- Set exercise
Reproduce the data exactly and drop any pictures it holds.

- Records for the task
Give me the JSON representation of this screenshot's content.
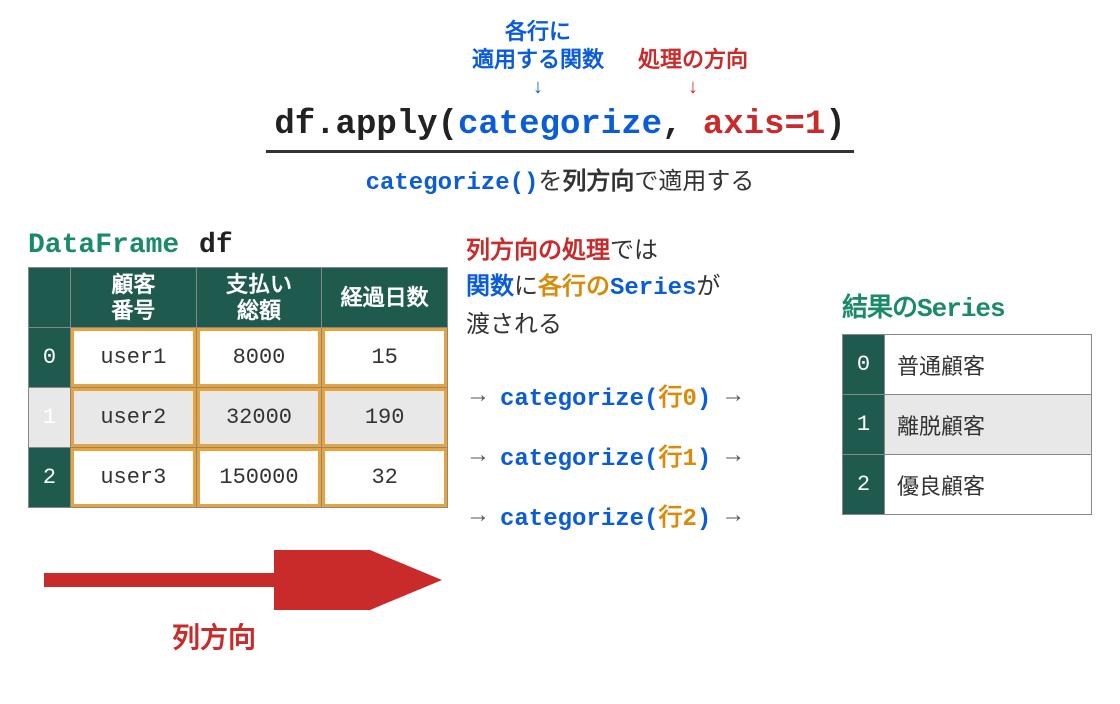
{
  "annotations": {
    "func_line1": "各行に",
    "func_line2": "適用する関数",
    "dir_label": "処理の方向",
    "arrow": "↓"
  },
  "code": {
    "p1": "df.apply(",
    "fn": "categorize",
    "comma": ", ",
    "ax": "axis=1",
    "p2": ")"
  },
  "subline": {
    "fn": "categorize()",
    "t1": "を",
    "em": "列方向",
    "t2": "で適用する"
  },
  "df_title": {
    "t1": "DataFrame",
    "t2": "df"
  },
  "df": {
    "cols": [
      "顧客\n番号",
      "支払い\n総額",
      "経過日数"
    ],
    "rows": [
      {
        "idx": "0",
        "cells": [
          "user1",
          "8000",
          "15"
        ]
      },
      {
        "idx": "1",
        "cells": [
          "user2",
          "32000",
          "190"
        ]
      },
      {
        "idx": "2",
        "cells": [
          "user3",
          "150000",
          "32"
        ]
      }
    ]
  },
  "mid": {
    "l1a": "列方向の処理",
    "l1b": "では",
    "l2a": "関数",
    "l2b": "に",
    "l2c": "各行の",
    "l2d": "Series",
    "l2e": "が",
    "l3": "渡される"
  },
  "calls": [
    {
      "arrow": "→",
      "name": "categorize",
      "open": "(",
      "arg_pre": "行",
      "arg_i": "0",
      "close": ")",
      "arrow2": "→"
    },
    {
      "arrow": "→",
      "name": "categorize",
      "open": "(",
      "arg_pre": "行",
      "arg_i": "1",
      "close": ")",
      "arrow2": "→"
    },
    {
      "arrow": "→",
      "name": "categorize",
      "open": "(",
      "arg_pre": "行",
      "arg_i": "2",
      "close": ")",
      "arrow2": "→"
    }
  ],
  "result": {
    "title_a": "結果の",
    "title_b": "Series",
    "rows": [
      {
        "idx": "0",
        "val": "普通顧客"
      },
      {
        "idx": "1",
        "val": "離脱顧客"
      },
      {
        "idx": "2",
        "val": "優良顧客"
      }
    ]
  },
  "direction_label": "列方向"
}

- In response
Give me the JSON representation of this screenshot's content.
{
  "annotations": {
    "func_line1": "各行に",
    "func_line2": "適用する関数",
    "dir_label": "処理の方向",
    "arrow": "↓"
  },
  "code": {
    "p1": "df.apply(",
    "fn": "categorize",
    "comma": ", ",
    "ax": "axis=1",
    "p2": ")"
  },
  "subline": {
    "fn": "categorize()",
    "t1": "を",
    "em": "列方向",
    "t2": "で適用する"
  },
  "df_title": {
    "t1": "DataFrame",
    "t2": "df"
  },
  "df": {
    "cols": [
      "顧客\n番号",
      "支払い\n総額",
      "経過日数"
    ],
    "rows": [
      {
        "idx": "0",
        "cells": [
          "user1",
          "8000",
          "15"
        ]
      },
      {
        "idx": "1",
        "cells": [
          "user2",
          "32000",
          "190"
        ]
      },
      {
        "idx": "2",
        "cells": [
          "user3",
          "150000",
          "32"
        ]
      }
    ]
  },
  "mid": {
    "l1a": "列方向の処理",
    "l1b": "では",
    "l2a": "関数",
    "l2b": "に",
    "l2c": "各行の",
    "l2d": "Series",
    "l2e": "が",
    "l3": "渡される"
  },
  "calls": [
    {
      "arrow": "→",
      "name": "categorize",
      "open": "(",
      "arg_pre": "行",
      "arg_i": "0",
      "close": ")",
      "arrow2": "→"
    },
    {
      "arrow": "→",
      "name": "categorize",
      "open": "(",
      "arg_pre": "行",
      "arg_i": "1",
      "close": ")",
      "arrow2": "→"
    },
    {
      "arrow": "→",
      "name": "categorize",
      "open": "(",
      "arg_pre": "行",
      "arg_i": "2",
      "close": ")",
      "arrow2": "→"
    }
  ],
  "result": {
    "title_a": "結果の",
    "title_b": "Series",
    "rows": [
      {
        "idx": "0",
        "val": "普通顧客"
      },
      {
        "idx": "1",
        "val": "離脱顧客"
      },
      {
        "idx": "2",
        "val": "優良顧客"
      }
    ]
  },
  "direction_label": "列方向"
}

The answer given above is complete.